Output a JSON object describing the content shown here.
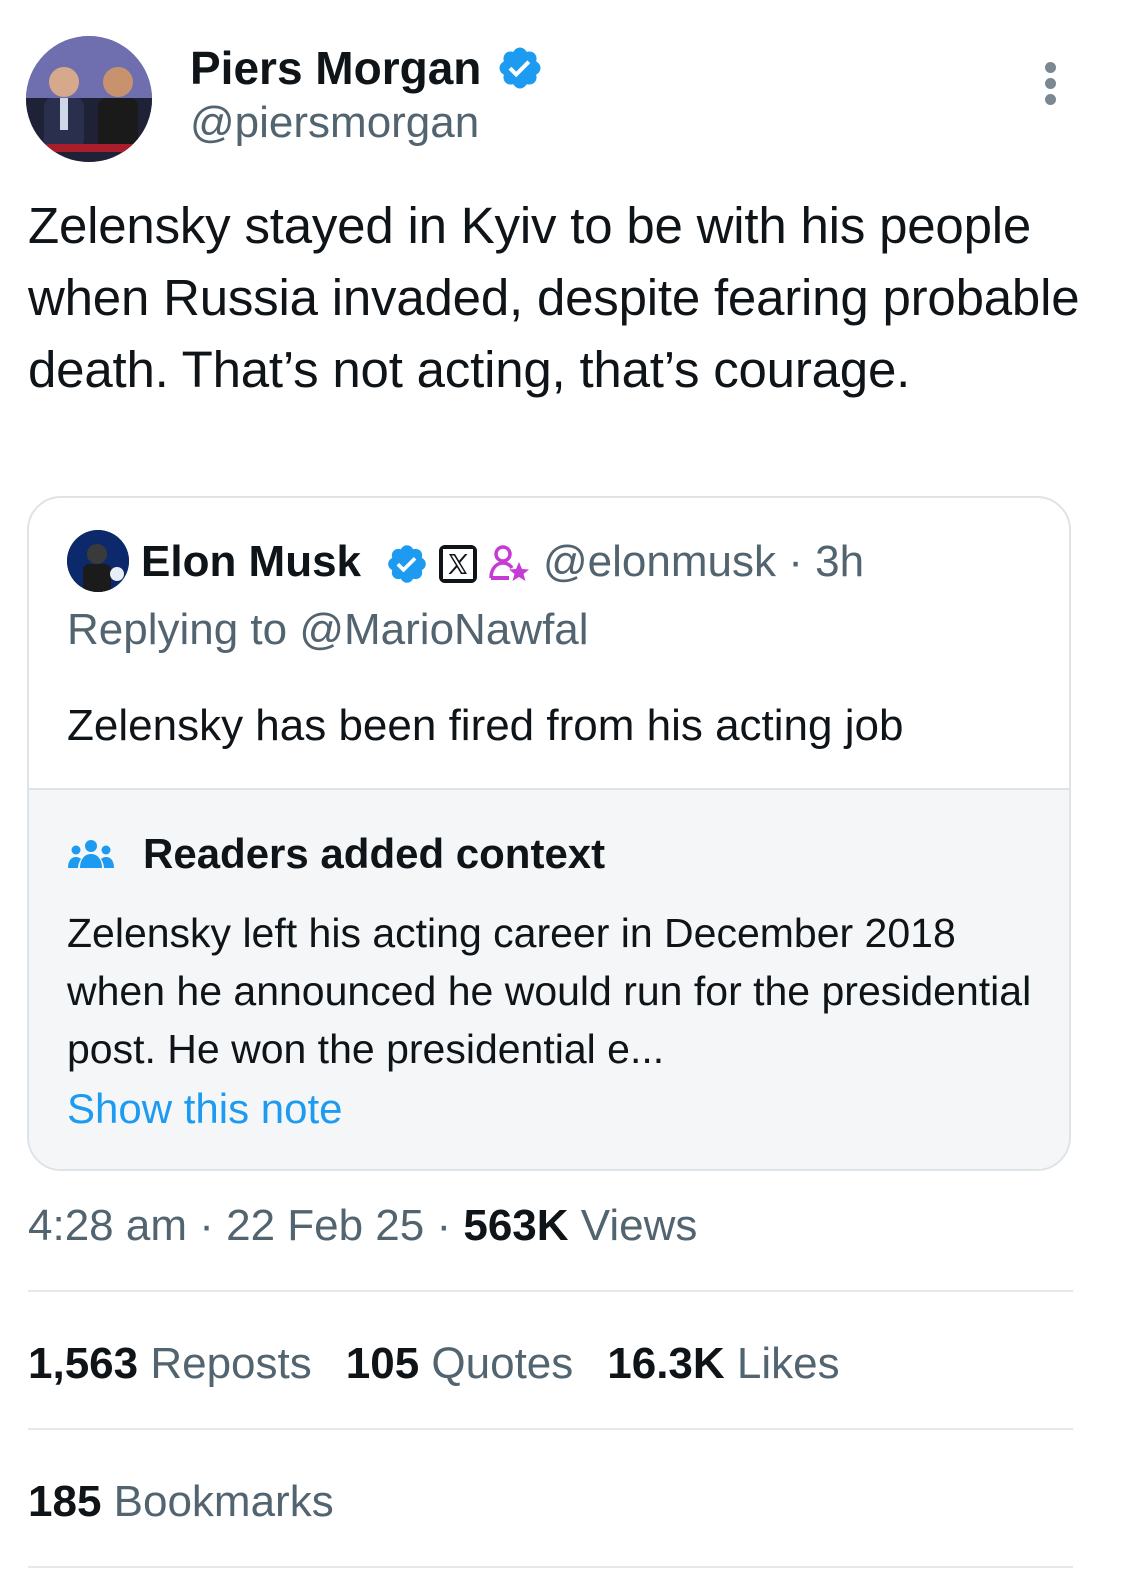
{
  "author": {
    "display_name": "Piers Morgan",
    "handle": "@piersmorgan",
    "verified": true,
    "avatar_icon": "profile-photo"
  },
  "tweet": {
    "text": "Zelensky stayed in Kyiv to be with his people when Russia invaded, despite fearing probable death. That’s not acting, that’s courage."
  },
  "quoted": {
    "display_name": "Elon Musk",
    "handle": "@elonmusk",
    "separator": " · ",
    "age": "3h",
    "reply_prefix": "Replying to ",
    "reply_to": "@MarioNawfal",
    "text": "Zelensky has been fired from his acting job",
    "badges": [
      "verified-icon",
      "x-logo-icon",
      "government-affiliation-icon"
    ]
  },
  "context_note": {
    "title": "Readers added context",
    "body": "Zelensky left his acting career in December 2018 when he announced he would run for the presidential post. He won the presidential e...",
    "link": "Show this note"
  },
  "meta": {
    "time": "4:28 am",
    "date": "22 Feb 25",
    "views_count": "563K",
    "views_label": " Views",
    "separator": " · "
  },
  "stats": {
    "reposts_count": "1,563",
    "reposts_label": " Reposts",
    "quotes_count": "105",
    "quotes_label": " Quotes",
    "likes_count": "16.3K",
    "likes_label": " Likes",
    "bookmarks_count": "185",
    "bookmarks_label": " Bookmarks"
  },
  "colors": {
    "verified_blue": "#1d9bf0",
    "text_primary": "#0f1419",
    "text_secondary": "#536471",
    "context_bg": "#f4f6f7",
    "gov_badge_purple": "#c63bd3"
  }
}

[TASK OBJECTIVE]:
Quote every line of the records above exactly; no picture is to be copied.

[TASK RESPONSE]:
Output a JSON object describing the content shown here.
{
  "author": {
    "display_name": "Piers Morgan",
    "handle": "@piersmorgan",
    "verified": true,
    "avatar_icon": "profile-photo"
  },
  "tweet": {
    "text": "Zelensky stayed in Kyiv to be with his people when Russia invaded, despite fearing probable death. That’s not acting, that’s courage."
  },
  "quoted": {
    "display_name": "Elon Musk",
    "handle": "@elonmusk",
    "separator": " · ",
    "age": "3h",
    "reply_prefix": "Replying to ",
    "reply_to": "@MarioNawfal",
    "text": "Zelensky has been fired from his acting job",
    "badges": [
      "verified-icon",
      "x-logo-icon",
      "government-affiliation-icon"
    ]
  },
  "context_note": {
    "title": "Readers added context",
    "body": "Zelensky left his acting career in December 2018 when he announced he would run for the presidential post. He won the presidential e...",
    "link": "Show this note"
  },
  "meta": {
    "time": "4:28 am",
    "date": "22 Feb 25",
    "views_count": "563K",
    "views_label": " Views",
    "separator": " · "
  },
  "stats": {
    "reposts_count": "1,563",
    "reposts_label": " Reposts",
    "quotes_count": "105",
    "quotes_label": " Quotes",
    "likes_count": "16.3K",
    "likes_label": " Likes",
    "bookmarks_count": "185",
    "bookmarks_label": " Bookmarks"
  },
  "colors": {
    "verified_blue": "#1d9bf0",
    "text_primary": "#0f1419",
    "text_secondary": "#536471",
    "context_bg": "#f4f6f7",
    "gov_badge_purple": "#c63bd3"
  }
}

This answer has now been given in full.